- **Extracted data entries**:
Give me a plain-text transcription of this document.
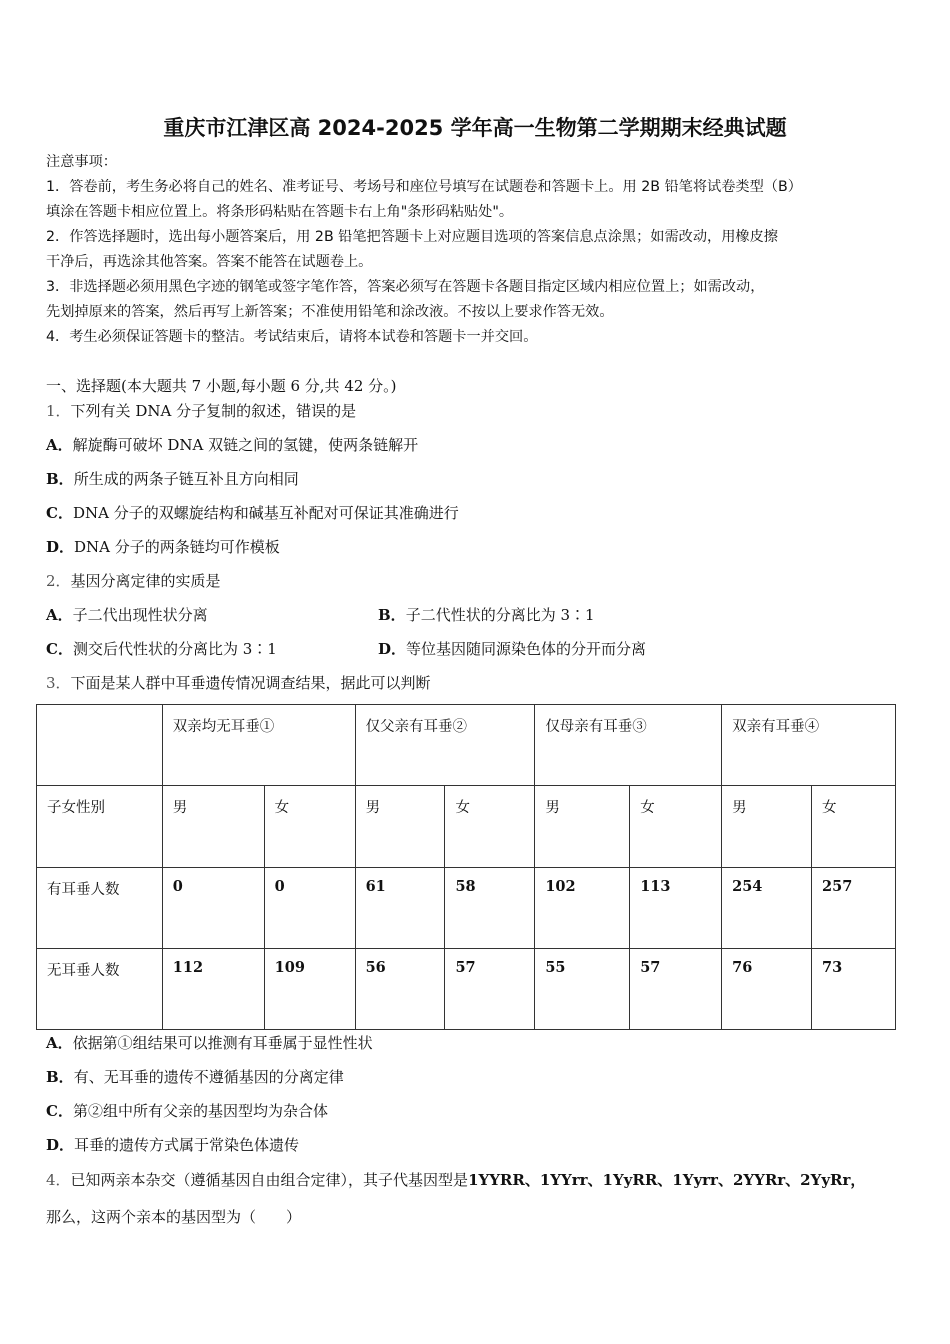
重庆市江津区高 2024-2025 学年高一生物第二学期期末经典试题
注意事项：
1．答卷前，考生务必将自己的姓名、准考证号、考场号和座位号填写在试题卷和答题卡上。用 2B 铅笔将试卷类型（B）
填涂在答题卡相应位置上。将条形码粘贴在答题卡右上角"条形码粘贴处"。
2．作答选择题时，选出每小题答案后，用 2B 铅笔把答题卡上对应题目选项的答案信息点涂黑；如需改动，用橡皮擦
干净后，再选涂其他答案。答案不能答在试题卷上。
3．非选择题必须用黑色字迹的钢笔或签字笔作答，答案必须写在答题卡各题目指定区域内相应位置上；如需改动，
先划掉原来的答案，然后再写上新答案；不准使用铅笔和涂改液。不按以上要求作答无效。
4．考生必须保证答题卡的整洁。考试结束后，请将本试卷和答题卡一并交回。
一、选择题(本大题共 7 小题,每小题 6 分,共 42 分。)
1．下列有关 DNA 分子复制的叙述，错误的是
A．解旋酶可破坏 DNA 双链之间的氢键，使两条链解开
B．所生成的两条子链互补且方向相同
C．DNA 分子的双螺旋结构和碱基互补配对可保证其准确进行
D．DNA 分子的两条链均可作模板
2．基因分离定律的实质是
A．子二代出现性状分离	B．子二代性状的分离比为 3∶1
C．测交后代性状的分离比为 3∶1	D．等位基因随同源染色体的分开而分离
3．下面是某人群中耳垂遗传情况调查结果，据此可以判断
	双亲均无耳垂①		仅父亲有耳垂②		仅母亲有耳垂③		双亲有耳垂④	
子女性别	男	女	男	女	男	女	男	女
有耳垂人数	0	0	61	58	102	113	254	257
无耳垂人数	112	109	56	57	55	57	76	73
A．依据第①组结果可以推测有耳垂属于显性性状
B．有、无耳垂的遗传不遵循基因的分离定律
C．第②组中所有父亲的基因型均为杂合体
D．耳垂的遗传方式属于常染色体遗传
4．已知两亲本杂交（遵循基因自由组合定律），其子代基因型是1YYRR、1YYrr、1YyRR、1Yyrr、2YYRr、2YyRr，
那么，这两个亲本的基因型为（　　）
...
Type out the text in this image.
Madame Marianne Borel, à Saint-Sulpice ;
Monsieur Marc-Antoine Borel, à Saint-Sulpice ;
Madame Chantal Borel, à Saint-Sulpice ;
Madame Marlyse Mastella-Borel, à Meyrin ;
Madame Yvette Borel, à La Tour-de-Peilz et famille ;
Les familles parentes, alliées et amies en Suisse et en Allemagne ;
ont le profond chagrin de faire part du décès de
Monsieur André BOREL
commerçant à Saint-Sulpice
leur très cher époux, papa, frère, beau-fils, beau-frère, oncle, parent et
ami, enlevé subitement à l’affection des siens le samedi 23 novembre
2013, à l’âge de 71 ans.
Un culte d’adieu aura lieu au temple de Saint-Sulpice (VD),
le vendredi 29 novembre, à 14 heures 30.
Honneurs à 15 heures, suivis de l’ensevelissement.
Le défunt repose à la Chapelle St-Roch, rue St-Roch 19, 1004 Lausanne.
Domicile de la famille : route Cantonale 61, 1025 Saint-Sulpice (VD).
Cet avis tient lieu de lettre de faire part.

- **Aim of the task**:
Locate the lines above that hold the word "Sulpice". Show every one of them.

- **The response**:
Madame Marianne Borel, à Saint-Sulpice ;
Monsieur Marc-Antoine Borel, à Saint-Sulpice ;
Madame Chantal Borel, à Saint-Sulpice ;
commerçant à Saint-Sulpice
Un culte d’adieu aura lieu au temple de Saint-Sulpice (VD),
Domicile de la famille : route Cantonale 61, 1025 Saint-Sulpice (VD).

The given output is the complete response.